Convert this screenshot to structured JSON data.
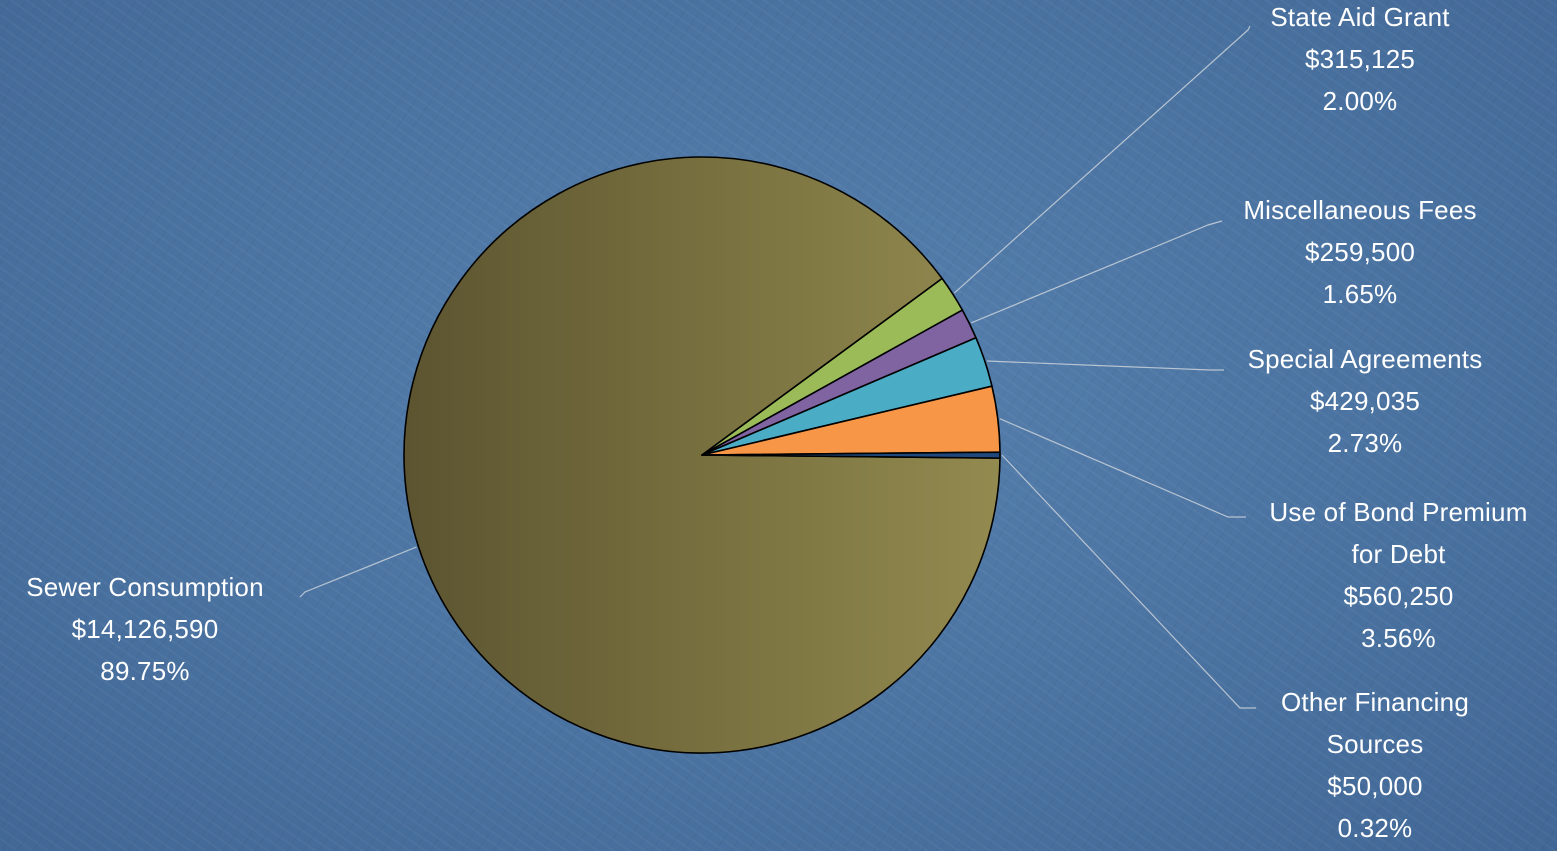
{
  "chart_data": {
    "type": "pie",
    "title": "",
    "slices": [
      {
        "label": "Sewer Consumption",
        "value": 14126590,
        "value_text": "$14,126,590",
        "percent": 89.75,
        "percent_text": "89.75%",
        "color": "#847b44"
      },
      {
        "label": "State Aid Grant",
        "value": 315125,
        "value_text": "$315,125",
        "percent": 2.0,
        "percent_text": "2.00%",
        "color": "#9bbb59"
      },
      {
        "label": "Miscellaneous Fees",
        "value": 259500,
        "value_text": "$259,500",
        "percent": 1.65,
        "percent_text": "1.65%",
        "color": "#8064a2"
      },
      {
        "label": "Special Agreements",
        "value": 429035,
        "value_text": "$429,035",
        "percent": 2.73,
        "percent_text": "2.73%",
        "color": "#4bacc6"
      },
      {
        "label_lines": [
          "Use of Bond Premium",
          "for Debt"
        ],
        "value": 560250,
        "value_text": "$560,250",
        "percent": 3.56,
        "percent_text": "3.56%",
        "color": "#f79646"
      },
      {
        "label_lines": [
          "Other Financing",
          "Sources"
        ],
        "value": 50000,
        "value_text": "$50,000",
        "percent": 0.32,
        "percent_text": "0.32%",
        "color": "#1f497d"
      }
    ]
  },
  "colors": {
    "background": "#4a72a0",
    "leader_line": "#b8c4d2",
    "slice_outline": "#000000",
    "label_text": "#ffffff"
  }
}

▸ PROBLEM DETAILS:
Without including any pictures, please restate all the records exactly.

▸ RESULT FOR THIS EXERCISE:
Convert this screenshot to structured JSON data.
{
  "chart_data": {
    "type": "pie",
    "title": "",
    "slices": [
      {
        "label": "Sewer Consumption",
        "value": 14126590,
        "value_text": "$14,126,590",
        "percent": 89.75,
        "percent_text": "89.75%",
        "color": "#847b44"
      },
      {
        "label": "State Aid Grant",
        "value": 315125,
        "value_text": "$315,125",
        "percent": 2.0,
        "percent_text": "2.00%",
        "color": "#9bbb59"
      },
      {
        "label": "Miscellaneous Fees",
        "value": 259500,
        "value_text": "$259,500",
        "percent": 1.65,
        "percent_text": "1.65%",
        "color": "#8064a2"
      },
      {
        "label": "Special Agreements",
        "value": 429035,
        "value_text": "$429,035",
        "percent": 2.73,
        "percent_text": "2.73%",
        "color": "#4bacc6"
      },
      {
        "label_lines": [
          "Use of Bond Premium",
          "for Debt"
        ],
        "value": 560250,
        "value_text": "$560,250",
        "percent": 3.56,
        "percent_text": "3.56%",
        "color": "#f79646"
      },
      {
        "label_lines": [
          "Other Financing",
          "Sources"
        ],
        "value": 50000,
        "value_text": "$50,000",
        "percent": 0.32,
        "percent_text": "0.32%",
        "color": "#1f497d"
      }
    ]
  },
  "colors": {
    "background": "#4a72a0",
    "leader_line": "#b8c4d2",
    "slice_outline": "#000000",
    "label_text": "#ffffff"
  }
}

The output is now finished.